→ RECORDS:
^^^^^^^^
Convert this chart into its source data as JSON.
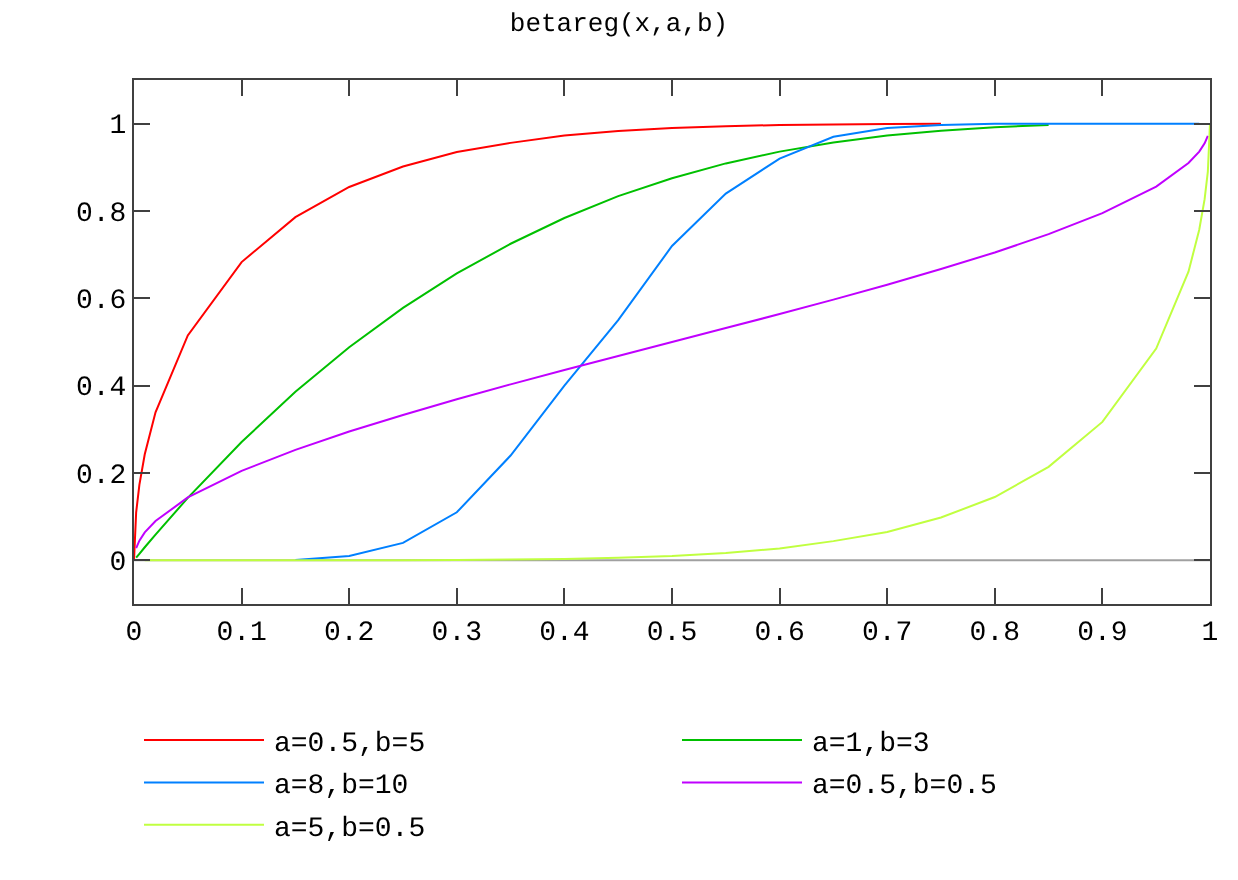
{
  "chart_data": {
    "type": "line",
    "title": "betareg(x,a,b)",
    "x": [
      0,
      0.002,
      0.005,
      0.01,
      0.02,
      0.05,
      0.1,
      0.15,
      0.2,
      0.25,
      0.3,
      0.35,
      0.4,
      0.45,
      0.5,
      0.55,
      0.6,
      0.65,
      0.7,
      0.75,
      0.8,
      0.85,
      0.9,
      0.95,
      0.98,
      0.99,
      0.995,
      0.998,
      1
    ],
    "series": [
      {
        "name": "a=0.5,b=5",
        "color": "#ff0000",
        "values": [
          0,
          0.11,
          0.173,
          0.243,
          0.339,
          0.515,
          0.683,
          0.786,
          0.855,
          0.902,
          0.935,
          0.956,
          0.973,
          0.983,
          0.99,
          0.994,
          0.997,
          0.998,
          0.999,
          1,
          null,
          null,
          null,
          null,
          null,
          null,
          null,
          null,
          null
        ]
      },
      {
        "name": "a=1,b=3",
        "color": "#00c000",
        "values": [
          null,
          0.006,
          0.015,
          0.03,
          0.059,
          0.143,
          0.271,
          0.386,
          0.488,
          0.578,
          0.657,
          0.725,
          0.784,
          0.834,
          0.875,
          0.909,
          0.936,
          0.957,
          0.973,
          0.984,
          0.992,
          0.997,
          null,
          null,
          null,
          null,
          null,
          null,
          null
        ]
      },
      {
        "name": "a=8,b=10",
        "color": "#0080ff",
        "values": [
          null,
          null,
          null,
          null,
          null,
          null,
          null,
          0.001,
          0.01,
          0.04,
          0.11,
          0.24,
          0.4,
          0.55,
          0.72,
          0.84,
          0.92,
          0.97,
          0.99,
          0.997,
          1,
          1,
          1,
          1,
          1,
          1,
          null,
          null,
          null
        ]
      },
      {
        "name": "a=0.5,b=0.5",
        "color": "#c000ff",
        "values": [
          null,
          0.028,
          0.045,
          0.064,
          0.09,
          0.144,
          0.205,
          0.253,
          0.295,
          0.333,
          0.369,
          0.403,
          0.436,
          0.468,
          0.5,
          0.532,
          0.564,
          0.597,
          0.631,
          0.667,
          0.705,
          0.747,
          0.795,
          0.856,
          0.91,
          0.936,
          0.955,
          0.972,
          null
        ]
      },
      {
        "name": "a=5,b=0.5",
        "color": "#c0ff40",
        "values": [
          null,
          null,
          null,
          0,
          0,
          0,
          0,
          0,
          0,
          0,
          0.001,
          0.002,
          0.003,
          0.006,
          0.01,
          0.017,
          0.027,
          0.044,
          0.065,
          0.098,
          0.145,
          0.214,
          0.317,
          0.485,
          0.661,
          0.757,
          0.827,
          0.89,
          1
        ]
      }
    ],
    "xlim": [
      0,
      1
    ],
    "ylim": [
      -0.1,
      1.1
    ],
    "xticks": [
      0,
      0.1,
      0.2,
      0.3,
      0.4,
      0.5,
      0.6,
      0.7,
      0.8,
      0.9,
      1
    ],
    "yticks": [
      0,
      0.2,
      0.4,
      0.6,
      0.8,
      1
    ],
    "ref_lines": [
      {
        "axis": "y",
        "value": 0,
        "color": "#a0a0a0"
      }
    ],
    "grid": false,
    "legend": "bottom",
    "marker": "none",
    "line_style": "solid"
  }
}
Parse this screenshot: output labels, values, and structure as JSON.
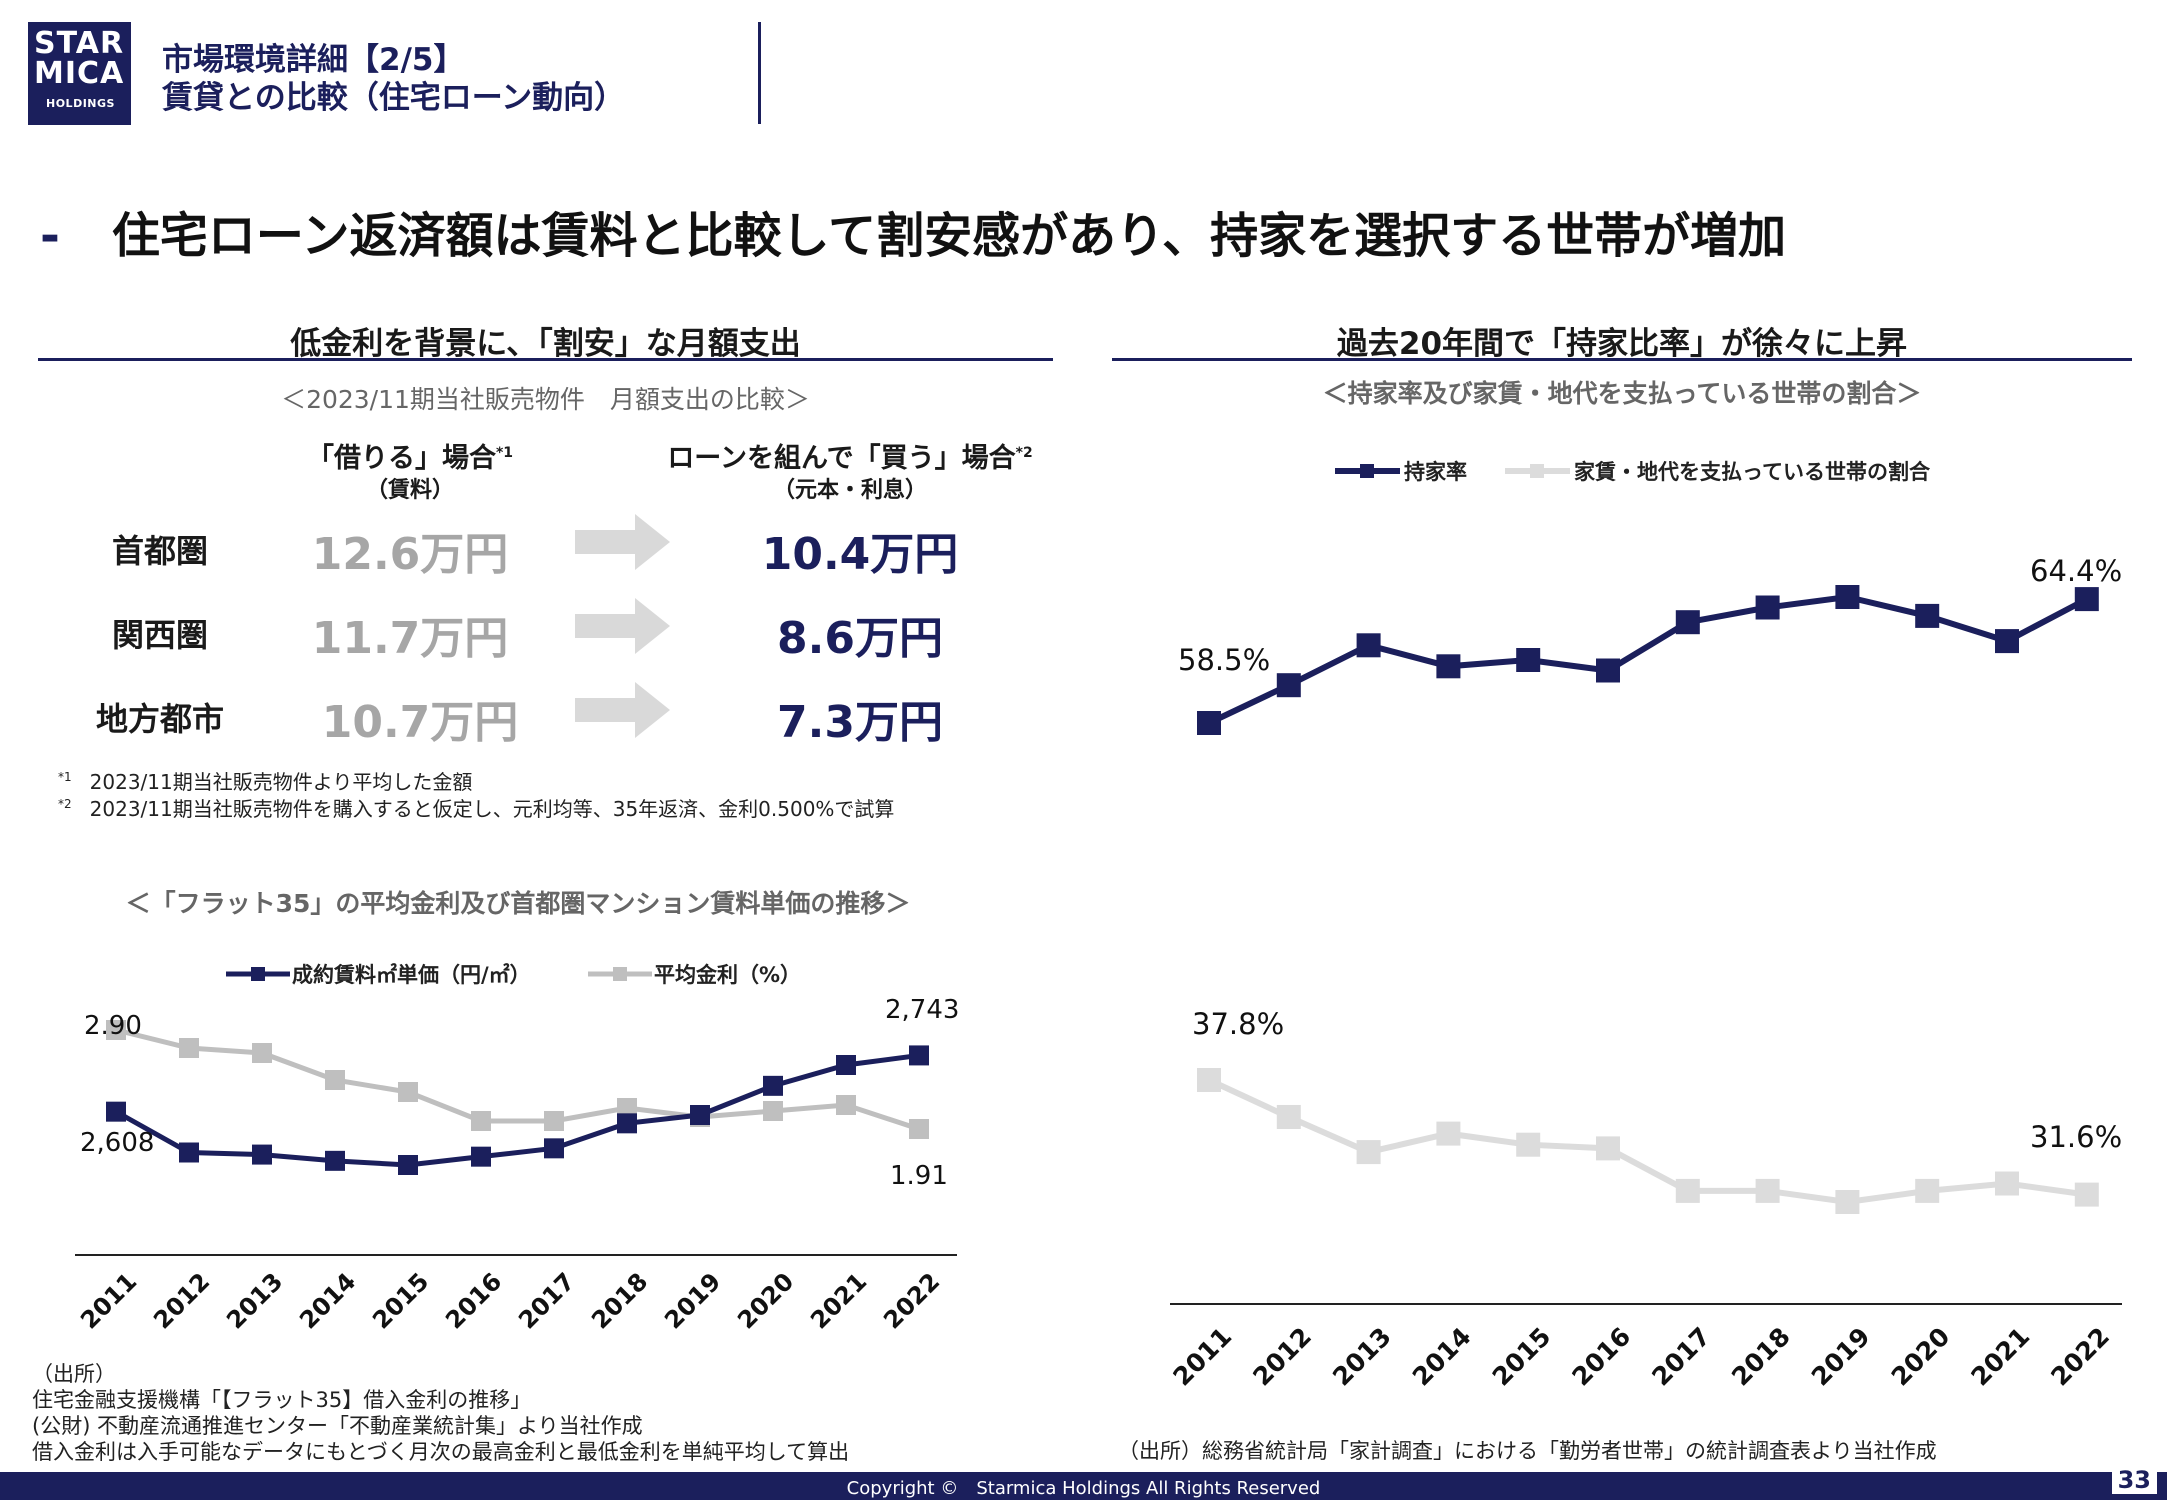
{
  "logo": {
    "line1": "STAR",
    "line2": "MICA",
    "line3": "HOLDINGS"
  },
  "header": {
    "title_line1": "市場環境詳細【2/5】",
    "title_line2": "賃貸との比較（住宅ローン動向）"
  },
  "headline": {
    "dash": "-",
    "text": "住宅ローン返済額は賃料と比較して割安感があり、持家を選択する世帯が増加"
  },
  "left_section": {
    "title": "低金利を背景に、「割安」な月額支出",
    "subtitle": "＜2023/11期当社販売物件　月額支出の比較＞",
    "rent_header": "「借りる」場合",
    "rent_header_sup": "*1",
    "rent_sub": "（賃料）",
    "buy_header": "ローンを組んで「買う」場合",
    "buy_header_sup": "*2",
    "buy_sub": "（元本・利息）",
    "rows": [
      {
        "region": "首都圏",
        "rent": "12.6万円",
        "buy": "10.4万円"
      },
      {
        "region": "関西圏",
        "rent": "11.7万円",
        "buy": "8.6万円"
      },
      {
        "region": "地方都市",
        "rent": "10.7万円",
        "buy": "7.3万円"
      }
    ],
    "notes": [
      {
        "mark": "*1",
        "text": "2023/11期当社販売物件より平均した金額"
      },
      {
        "mark": "*2",
        "text": "2023/11期当社販売物件を購入すると仮定し、元利均等、35年返済、金利0.500%で試算"
      }
    ]
  },
  "chart_left_title": "＜「フラット35」の平均金利及び首都圏マンション賃料単価の推移＞",
  "chart_right_title": "過去20年間で「持家比率」が徐々に上昇",
  "chart_right_subtitle": "＜持家率及び家賃・地代を支払っている世帯の割合＞",
  "chart_data": [
    {
      "type": "line",
      "title": "＜「フラット35」の平均金利及び首都圏マンション賃料単価の推移＞",
      "categories": [
        "2011",
        "2012",
        "2013",
        "2014",
        "2015",
        "2016",
        "2017",
        "2018",
        "2019",
        "2020",
        "2021",
        "2022"
      ],
      "series": [
        {
          "name": "成約賃料㎡単価（円/㎡）",
          "color": "#1b1f5c",
          "axis": "left",
          "values": [
            2608,
            2510,
            2505,
            2490,
            2480,
            2500,
            2520,
            2580,
            2600,
            2670,
            2720,
            2743
          ],
          "labels": {
            "first": "2,608",
            "last": "2,743"
          }
        },
        {
          "name": "平均金利（%）",
          "color": "#bfbfbf",
          "axis": "right",
          "values": [
            2.9,
            2.72,
            2.67,
            2.4,
            2.28,
            1.99,
            1.99,
            2.12,
            2.03,
            2.09,
            2.15,
            1.91
          ],
          "labels": {
            "first": "2.90",
            "last": "1.91"
          }
        }
      ],
      "ylim_left": [
        2300,
        2900
      ],
      "ylim_right": [
        0.8,
        3.3
      ]
    },
    {
      "type": "line",
      "title": "過去20年間で「持家比率」が徐々に上昇",
      "categories": [
        "2011",
        "2012",
        "2013",
        "2014",
        "2015",
        "2016",
        "2017",
        "2018",
        "2019",
        "2020",
        "2021",
        "2022"
      ],
      "series": [
        {
          "name": "持家率",
          "color": "#1b1f5c",
          "values": [
            58.5,
            60.3,
            62.2,
            61.2,
            61.5,
            61.0,
            63.3,
            64.0,
            64.5,
            63.6,
            62.4,
            64.4
          ],
          "labels": {
            "first": "58.5%",
            "last": "64.4%"
          }
        },
        {
          "name": "家賃・地代を支払っている世帯の割合",
          "color": "#dcdcdc",
          "values": [
            37.8,
            35.8,
            33.9,
            34.9,
            34.3,
            34.1,
            31.8,
            31.8,
            31.2,
            31.8,
            32.2,
            31.6
          ],
          "labels": {
            "first": "37.8%",
            "last": "31.6%"
          }
        }
      ]
    }
  ],
  "sources_left": [
    "（出所）",
    "住宅金融支援機構「【フラット35】借入金利の推移」",
    "(公財) 不動産流通推進センター「不動産業統計集」より当社作成",
    "借入金利は入手可能なデータにもとづく月次の最高金利と最低金利を単純平均して算出"
  ],
  "source_right": "（出所）総務省統計局「家計調査」における「勤労者世帯」の統計調査表より当社作成",
  "footer": {
    "copyright": "Copyright ©　Starmica Holdings All Rights Reserved",
    "page": "33"
  },
  "colors": {
    "navy": "#1b1f5c",
    "gray": "#a6a6a6",
    "light_gray": "#dcdcdc"
  }
}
^^^^^^^^
→ WHAT THE TASK REQUIRES: Without the pictures, copy the material exactly as given.

→ FULL ANSWER:
Convert this chart into its source data as JSON.
{
  "chart_data": {
    "type": "line",
    "title": "betareg(x,a,b)",
    "x": [
      0,
      0.002,
      0.005,
      0.01,
      0.02,
      0.05,
      0.1,
      0.15,
      0.2,
      0.25,
      0.3,
      0.35,
      0.4,
      0.45,
      0.5,
      0.55,
      0.6,
      0.65,
      0.7,
      0.75,
      0.8,
      0.85,
      0.9,
      0.95,
      0.98,
      0.99,
      0.995,
      0.998,
      1
    ],
    "series": [
      {
        "name": "a=0.5,b=5",
        "color": "#ff0000",
        "values": [
          0,
          0.11,
          0.173,
          0.243,
          0.339,
          0.515,
          0.683,
          0.786,
          0.855,
          0.902,
          0.935,
          0.956,
          0.973,
          0.983,
          0.99,
          0.994,
          0.997,
          0.998,
          0.999,
          1,
          null,
          null,
          null,
          null,
          null,
          null,
          null,
          null,
          null
        ]
      },
      {
        "name": "a=1,b=3",
        "color": "#00c000",
        "values": [
          null,
          0.006,
          0.015,
          0.03,
          0.059,
          0.143,
          0.271,
          0.386,
          0.488,
          0.578,
          0.657,
          0.725,
          0.784,
          0.834,
          0.875,
          0.909,
          0.936,
          0.957,
          0.973,
          0.984,
          0.992,
          0.997,
          null,
          null,
          null,
          null,
          null,
          null,
          null
        ]
      },
      {
        "name": "a=8,b=10",
        "color": "#0080ff",
        "values": [
          null,
          null,
          null,
          null,
          null,
          null,
          null,
          0.001,
          0.01,
          0.04,
          0.11,
          0.24,
          0.4,
          0.55,
          0.72,
          0.84,
          0.92,
          0.97,
          0.99,
          0.997,
          1,
          1,
          1,
          1,
          1,
          1,
          null,
          null,
          null
        ]
      },
      {
        "name": "a=0.5,b=0.5",
        "color": "#c000ff",
        "values": [
          null,
          0.028,
          0.045,
          0.064,
          0.09,
          0.144,
          0.205,
          0.253,
          0.295,
          0.333,
          0.369,
          0.403,
          0.436,
          0.468,
          0.5,
          0.532,
          0.564,
          0.597,
          0.631,
          0.667,
          0.705,
          0.747,
          0.795,
          0.856,
          0.91,
          0.936,
          0.955,
          0.972,
          null
        ]
      },
      {
        "name": "a=5,b=0.5",
        "color": "#c0ff40",
        "values": [
          null,
          null,
          null,
          0,
          0,
          0,
          0,
          0,
          0,
          0,
          0.001,
          0.002,
          0.003,
          0.006,
          0.01,
          0.017,
          0.027,
          0.044,
          0.065,
          0.098,
          0.145,
          0.214,
          0.317,
          0.485,
          0.661,
          0.757,
          0.827,
          0.89,
          1
        ]
      }
    ],
    "xlim": [
      0,
      1
    ],
    "ylim": [
      -0.1,
      1.1
    ],
    "xticks": [
      0,
      0.1,
      0.2,
      0.3,
      0.4,
      0.5,
      0.6,
      0.7,
      0.8,
      0.9,
      1
    ],
    "yticks": [
      0,
      0.2,
      0.4,
      0.6,
      0.8,
      1
    ],
    "ref_lines": [
      {
        "axis": "y",
        "value": 0,
        "color": "#a0a0a0"
      }
    ],
    "grid": false,
    "legend": "bottom",
    "marker": "none",
    "line_style": "solid"
  }
}
Parse this screenshot: output labels, values, and structure as JSON.
{
  "logo": {
    "line1": "STAR",
    "line2": "MICA",
    "line3": "HOLDINGS"
  },
  "header": {
    "title_line1": "市場環境詳細【2/5】",
    "title_line2": "賃貸との比較（住宅ローン動向）"
  },
  "headline": {
    "dash": "-",
    "text": "住宅ローン返済額は賃料と比較して割安感があり、持家を選択する世帯が増加"
  },
  "left_section": {
    "title": "低金利を背景に、「割安」な月額支出",
    "subtitle": "＜2023/11期当社販売物件　月額支出の比較＞",
    "rent_header": "「借りる」場合",
    "rent_header_sup": "*1",
    "rent_sub": "（賃料）",
    "buy_header": "ローンを組んで「買う」場合",
    "buy_header_sup": "*2",
    "buy_sub": "（元本・利息）",
    "rows": [
      {
        "region": "首都圏",
        "rent": "12.6万円",
        "buy": "10.4万円"
      },
      {
        "region": "関西圏",
        "rent": "11.7万円",
        "buy": "8.6万円"
      },
      {
        "region": "地方都市",
        "rent": "10.7万円",
        "buy": "7.3万円"
      }
    ],
    "notes": [
      {
        "mark": "*1",
        "text": "2023/11期当社販売物件より平均した金額"
      },
      {
        "mark": "*2",
        "text": "2023/11期当社販売物件を購入すると仮定し、元利均等、35年返済、金利0.500%で試算"
      }
    ]
  },
  "chart_left_title": "＜「フラット35」の平均金利及び首都圏マンション賃料単価の推移＞",
  "chart_right_title": "過去20年間で「持家比率」が徐々に上昇",
  "chart_right_subtitle": "＜持家率及び家賃・地代を支払っている世帯の割合＞",
  "chart_data": [
    {
      "type": "line",
      "title": "＜「フラット35」の平均金利及び首都圏マンション賃料単価の推移＞",
      "categories": [
        "2011",
        "2012",
        "2013",
        "2014",
        "2015",
        "2016",
        "2017",
        "2018",
        "2019",
        "2020",
        "2021",
        "2022"
      ],
      "series": [
        {
          "name": "成約賃料㎡単価（円/㎡）",
          "color": "#1b1f5c",
          "axis": "left",
          "values": [
            2608,
            2510,
            2505,
            2490,
            2480,
            2500,
            2520,
            2580,
            2600,
            2670,
            2720,
            2743
          ],
          "labels": {
            "first": "2,608",
            "last": "2,743"
          }
        },
        {
          "name": "平均金利（%）",
          "color": "#bfbfbf",
          "axis": "right",
          "values": [
            2.9,
            2.72,
            2.67,
            2.4,
            2.28,
            1.99,
            1.99,
            2.12,
            2.03,
            2.09,
            2.15,
            1.91
          ],
          "labels": {
            "first": "2.90",
            "last": "1.91"
          }
        }
      ],
      "ylim_left": [
        2300,
        2900
      ],
      "ylim_right": [
        0.8,
        3.3
      ]
    },
    {
      "type": "line",
      "title": "過去20年間で「持家比率」が徐々に上昇",
      "categories": [
        "2011",
        "2012",
        "2013",
        "2014",
        "2015",
        "2016",
        "2017",
        "2018",
        "2019",
        "2020",
        "2021",
        "2022"
      ],
      "series": [
        {
          "name": "持家率",
          "color": "#1b1f5c",
          "values": [
            58.5,
            60.3,
            62.2,
            61.2,
            61.5,
            61.0,
            63.3,
            64.0,
            64.5,
            63.6,
            62.4,
            64.4
          ],
          "labels": {
            "first": "58.5%",
            "last": "64.4%"
          }
        },
        {
          "name": "家賃・地代を支払っている世帯の割合",
          "color": "#dcdcdc",
          "values": [
            37.8,
            35.8,
            33.9,
            34.9,
            34.3,
            34.1,
            31.8,
            31.8,
            31.2,
            31.8,
            32.2,
            31.6
          ],
          "labels": {
            "first": "37.8%",
            "last": "31.6%"
          }
        }
      ]
    }
  ],
  "sources_left": [
    "（出所）",
    "住宅金融支援機構「【フラット35】借入金利の推移」",
    "(公財) 不動産流通推進センター「不動産業統計集」より当社作成",
    "借入金利は入手可能なデータにもとづく月次の最高金利と最低金利を単純平均して算出"
  ],
  "source_right": "（出所）総務省統計局「家計調査」における「勤労者世帯」の統計調査表より当社作成",
  "footer": {
    "copyright": "Copyright ©　Starmica Holdings All Rights Reserved",
    "page": "33"
  },
  "colors": {
    "navy": "#1b1f5c",
    "gray": "#a6a6a6",
    "light_gray": "#dcdcdc"
  }
}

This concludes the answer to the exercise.